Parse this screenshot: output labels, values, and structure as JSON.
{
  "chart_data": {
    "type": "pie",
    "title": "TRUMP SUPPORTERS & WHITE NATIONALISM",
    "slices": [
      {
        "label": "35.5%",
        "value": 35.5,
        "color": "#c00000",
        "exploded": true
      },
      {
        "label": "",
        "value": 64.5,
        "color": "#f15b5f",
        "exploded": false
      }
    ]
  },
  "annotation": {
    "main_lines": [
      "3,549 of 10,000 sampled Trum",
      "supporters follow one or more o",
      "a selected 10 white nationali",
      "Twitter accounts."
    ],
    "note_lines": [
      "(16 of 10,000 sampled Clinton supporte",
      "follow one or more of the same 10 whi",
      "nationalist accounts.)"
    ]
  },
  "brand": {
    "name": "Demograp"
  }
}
■ ■ ■
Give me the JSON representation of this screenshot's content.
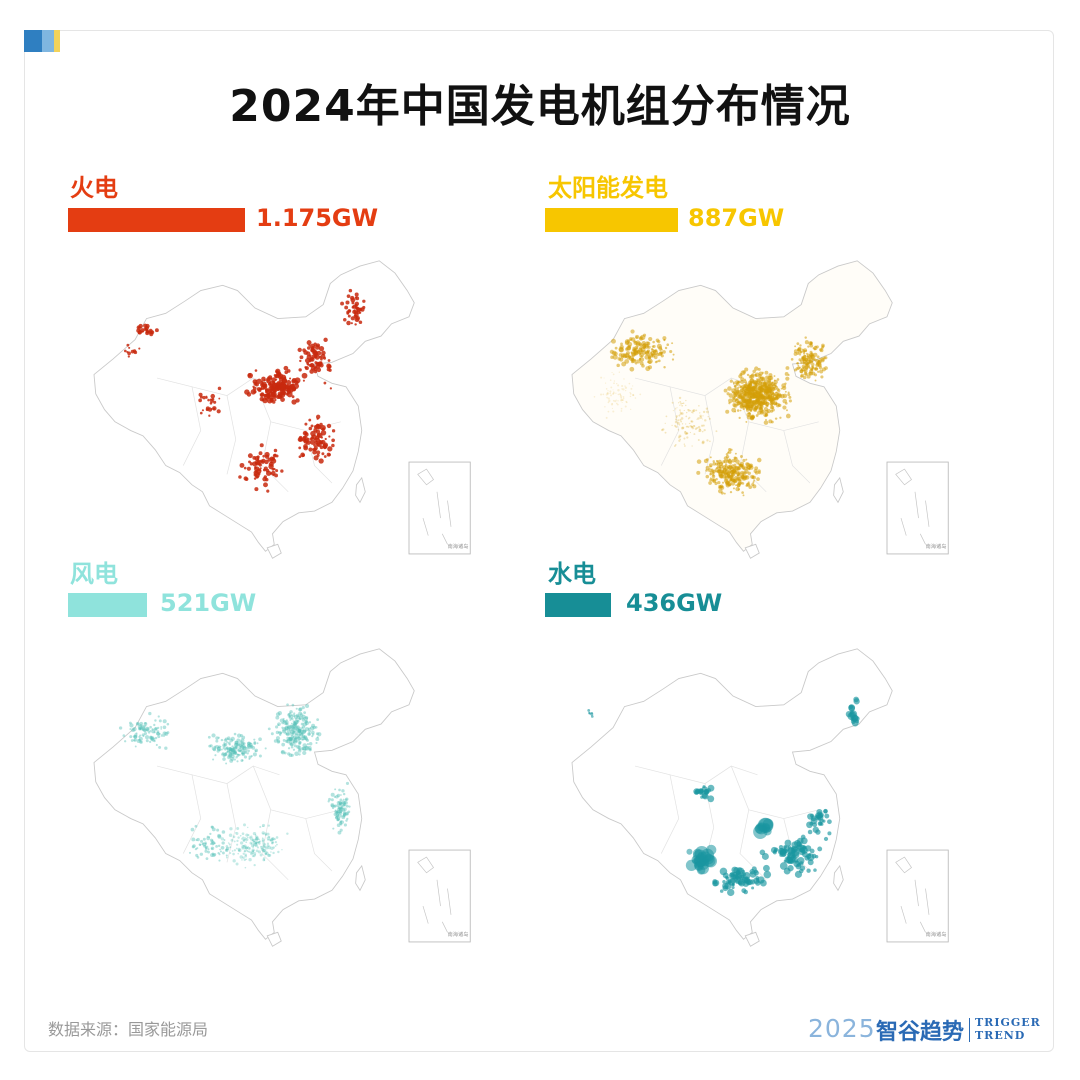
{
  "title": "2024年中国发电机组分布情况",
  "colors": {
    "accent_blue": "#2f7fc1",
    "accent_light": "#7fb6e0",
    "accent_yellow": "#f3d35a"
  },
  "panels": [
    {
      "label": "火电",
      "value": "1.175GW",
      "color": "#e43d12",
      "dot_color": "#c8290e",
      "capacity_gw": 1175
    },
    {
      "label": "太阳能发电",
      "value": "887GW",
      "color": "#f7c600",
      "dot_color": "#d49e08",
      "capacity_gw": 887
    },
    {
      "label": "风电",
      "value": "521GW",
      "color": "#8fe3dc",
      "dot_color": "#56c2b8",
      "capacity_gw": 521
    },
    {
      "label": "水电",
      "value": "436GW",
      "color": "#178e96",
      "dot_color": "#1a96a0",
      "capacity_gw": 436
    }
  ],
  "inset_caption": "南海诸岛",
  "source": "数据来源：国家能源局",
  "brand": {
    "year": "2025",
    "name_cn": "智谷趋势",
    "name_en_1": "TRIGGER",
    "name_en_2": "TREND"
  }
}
■ ■ ■
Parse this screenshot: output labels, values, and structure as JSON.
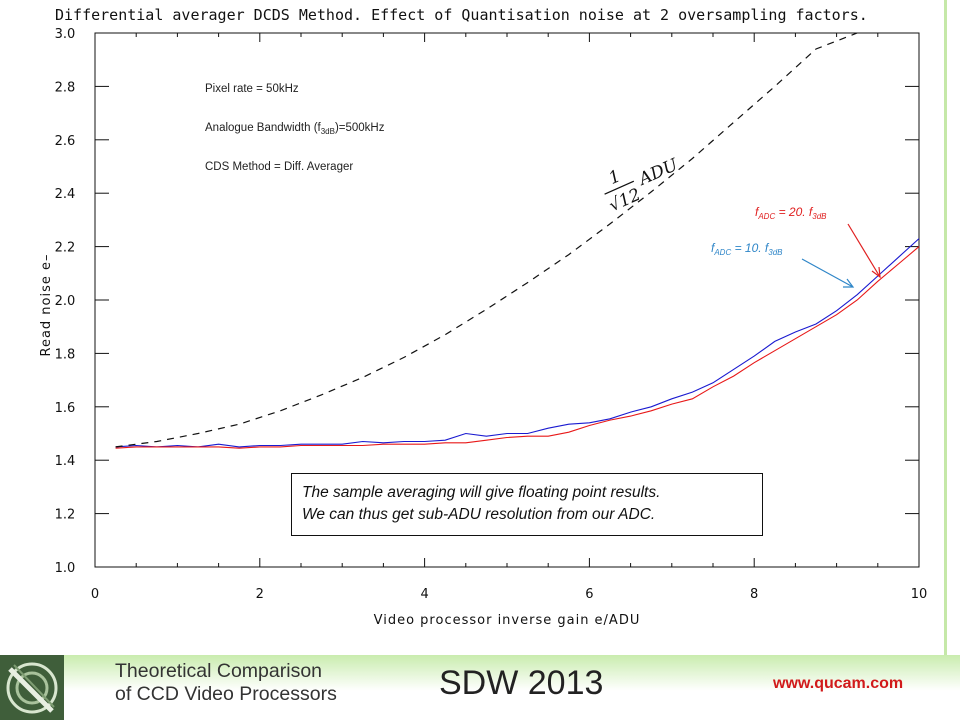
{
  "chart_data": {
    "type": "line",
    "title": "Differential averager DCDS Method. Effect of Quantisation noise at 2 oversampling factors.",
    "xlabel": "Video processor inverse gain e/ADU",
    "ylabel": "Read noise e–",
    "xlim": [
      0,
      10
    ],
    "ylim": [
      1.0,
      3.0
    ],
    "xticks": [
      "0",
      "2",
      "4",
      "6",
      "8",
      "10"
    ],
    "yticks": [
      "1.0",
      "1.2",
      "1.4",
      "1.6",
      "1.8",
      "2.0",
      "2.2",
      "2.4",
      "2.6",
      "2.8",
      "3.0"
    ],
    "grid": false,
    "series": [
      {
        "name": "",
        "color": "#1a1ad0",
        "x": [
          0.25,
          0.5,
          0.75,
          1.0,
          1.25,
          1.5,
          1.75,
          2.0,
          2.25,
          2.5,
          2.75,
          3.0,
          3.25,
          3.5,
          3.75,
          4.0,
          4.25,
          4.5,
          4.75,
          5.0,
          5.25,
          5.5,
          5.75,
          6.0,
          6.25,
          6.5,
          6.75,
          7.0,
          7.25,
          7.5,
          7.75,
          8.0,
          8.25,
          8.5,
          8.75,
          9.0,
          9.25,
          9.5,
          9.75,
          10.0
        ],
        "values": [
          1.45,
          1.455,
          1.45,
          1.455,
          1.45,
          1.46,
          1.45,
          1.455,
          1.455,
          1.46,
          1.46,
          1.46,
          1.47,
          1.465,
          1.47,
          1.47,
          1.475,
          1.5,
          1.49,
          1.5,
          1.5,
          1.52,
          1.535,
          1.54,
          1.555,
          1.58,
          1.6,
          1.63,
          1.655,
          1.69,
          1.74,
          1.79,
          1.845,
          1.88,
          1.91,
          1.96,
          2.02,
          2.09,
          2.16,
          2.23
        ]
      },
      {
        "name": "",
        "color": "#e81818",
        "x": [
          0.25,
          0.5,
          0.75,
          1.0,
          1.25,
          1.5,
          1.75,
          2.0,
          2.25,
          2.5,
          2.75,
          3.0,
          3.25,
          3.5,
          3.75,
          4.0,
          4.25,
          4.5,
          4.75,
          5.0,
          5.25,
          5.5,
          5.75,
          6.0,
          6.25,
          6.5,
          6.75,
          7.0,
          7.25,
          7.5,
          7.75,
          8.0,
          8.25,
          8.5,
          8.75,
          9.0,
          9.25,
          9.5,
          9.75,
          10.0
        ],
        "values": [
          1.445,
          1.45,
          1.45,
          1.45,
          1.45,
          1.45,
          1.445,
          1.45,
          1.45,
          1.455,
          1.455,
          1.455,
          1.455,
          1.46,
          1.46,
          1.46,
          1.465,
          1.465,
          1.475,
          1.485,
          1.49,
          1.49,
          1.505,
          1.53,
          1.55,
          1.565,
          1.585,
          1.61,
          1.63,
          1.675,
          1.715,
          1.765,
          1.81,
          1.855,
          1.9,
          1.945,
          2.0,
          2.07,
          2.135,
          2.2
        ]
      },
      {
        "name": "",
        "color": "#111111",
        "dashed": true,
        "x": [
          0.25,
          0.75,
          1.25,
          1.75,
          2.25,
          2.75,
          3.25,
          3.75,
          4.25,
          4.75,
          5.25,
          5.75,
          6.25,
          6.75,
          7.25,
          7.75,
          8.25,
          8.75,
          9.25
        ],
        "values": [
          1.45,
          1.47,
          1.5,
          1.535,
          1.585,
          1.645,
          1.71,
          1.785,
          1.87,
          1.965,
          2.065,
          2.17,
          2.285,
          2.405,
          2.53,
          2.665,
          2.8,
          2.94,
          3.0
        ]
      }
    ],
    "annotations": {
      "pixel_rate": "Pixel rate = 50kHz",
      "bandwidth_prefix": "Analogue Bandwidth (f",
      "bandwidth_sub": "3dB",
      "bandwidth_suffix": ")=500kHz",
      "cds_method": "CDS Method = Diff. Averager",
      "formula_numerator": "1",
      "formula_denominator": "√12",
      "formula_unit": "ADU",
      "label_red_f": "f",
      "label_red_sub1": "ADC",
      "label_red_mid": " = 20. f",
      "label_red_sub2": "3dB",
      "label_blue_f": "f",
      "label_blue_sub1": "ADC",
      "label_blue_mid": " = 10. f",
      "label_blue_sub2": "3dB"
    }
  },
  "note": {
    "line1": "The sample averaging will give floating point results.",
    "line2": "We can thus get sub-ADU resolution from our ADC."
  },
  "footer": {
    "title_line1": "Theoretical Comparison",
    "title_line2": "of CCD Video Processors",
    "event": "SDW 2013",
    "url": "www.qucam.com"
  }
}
■ ■ ■
### Objective
State, as a number only, how many lines in the entries include "more".

### Response below
2